= EXERCISE INSTRUCTIONS =
Copy each line in the data that includes the word "notice".

= RECORDS FOR THE EXERCISE =
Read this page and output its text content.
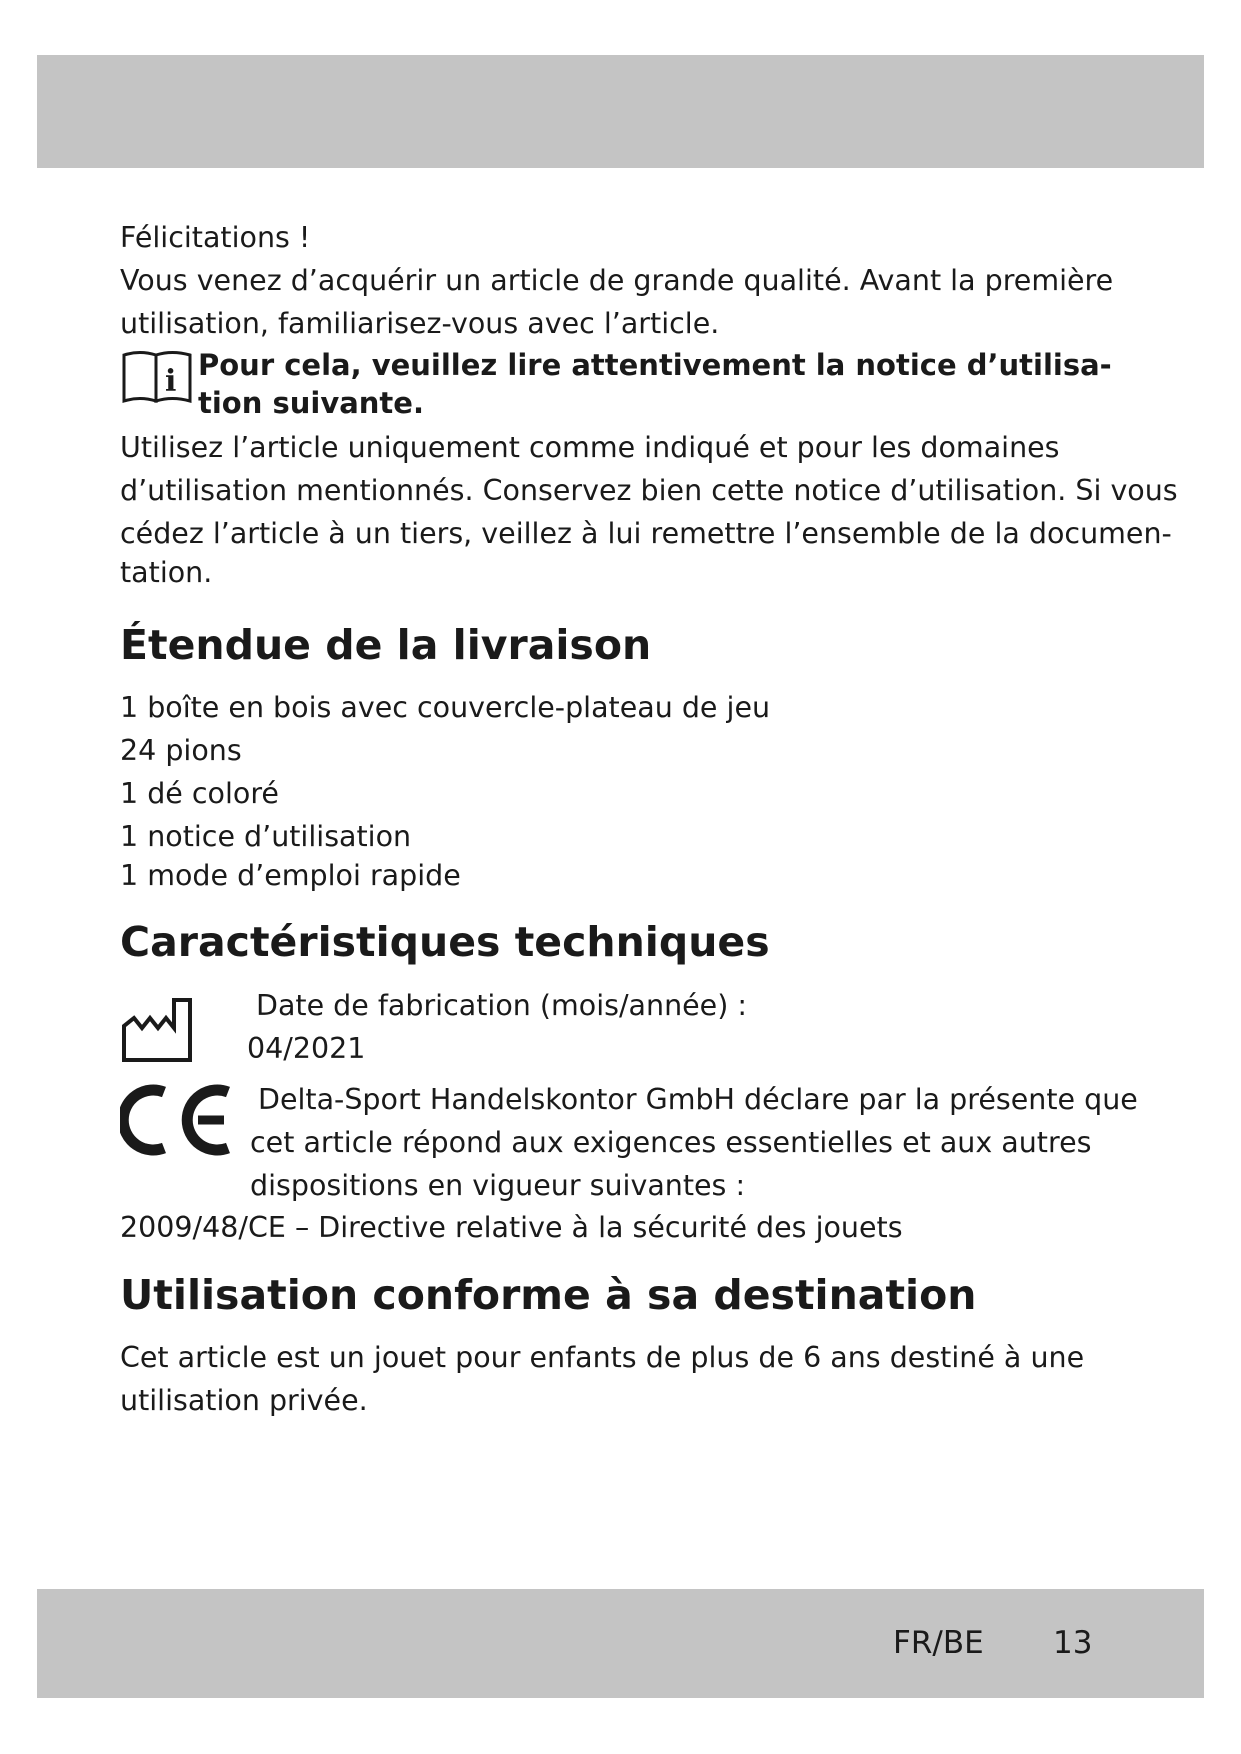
Félicitations !
Vous venez d’acquérir un article de grande qualité. Avant la première
utilisation, familiarisez-vous avec l’article.
i Pour cela, veuillez lire attentivement la notice d’utilisa-
tion suivante.
Utilisez l’article uniquement comme indiqué et pour les domaines
d’utilisation mentionnés. Conservez bien cette notice d’utilisation. Si vous
cédez l’article à un tiers, veillez à lui remettre l’ensemble de la documen-
tation.
Étendue de la livraison
1 boîte en bois avec couvercle-plateau de jeu
24 pions
1 dé coloré
1 notice d’utilisation
1 mode d’emploi rapide
Caractéristiques techniques
Date de fabrication (mois/année) :
04/2021
Delta-Sport Handelskontor GmbH déclare par la présente que
cet article répond aux exigences essentielles et aux autres
dispositions en vigueur suivantes :
2009/48/CE – Directive relative à la sécurité des jouets
Utilisation conforme à sa destination
Cet article est un jouet pour enfants de plus de 6 ans destiné à une
utilisation privée.
FR/BE 13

= RESULT FOR THIS TASK =
i Pour cela, veuillez lire attentivement la notice d’utilisa-
d’utilisation mentionnés. Conservez bien cette notice d’utilisation. Si vous
1 notice d’utilisation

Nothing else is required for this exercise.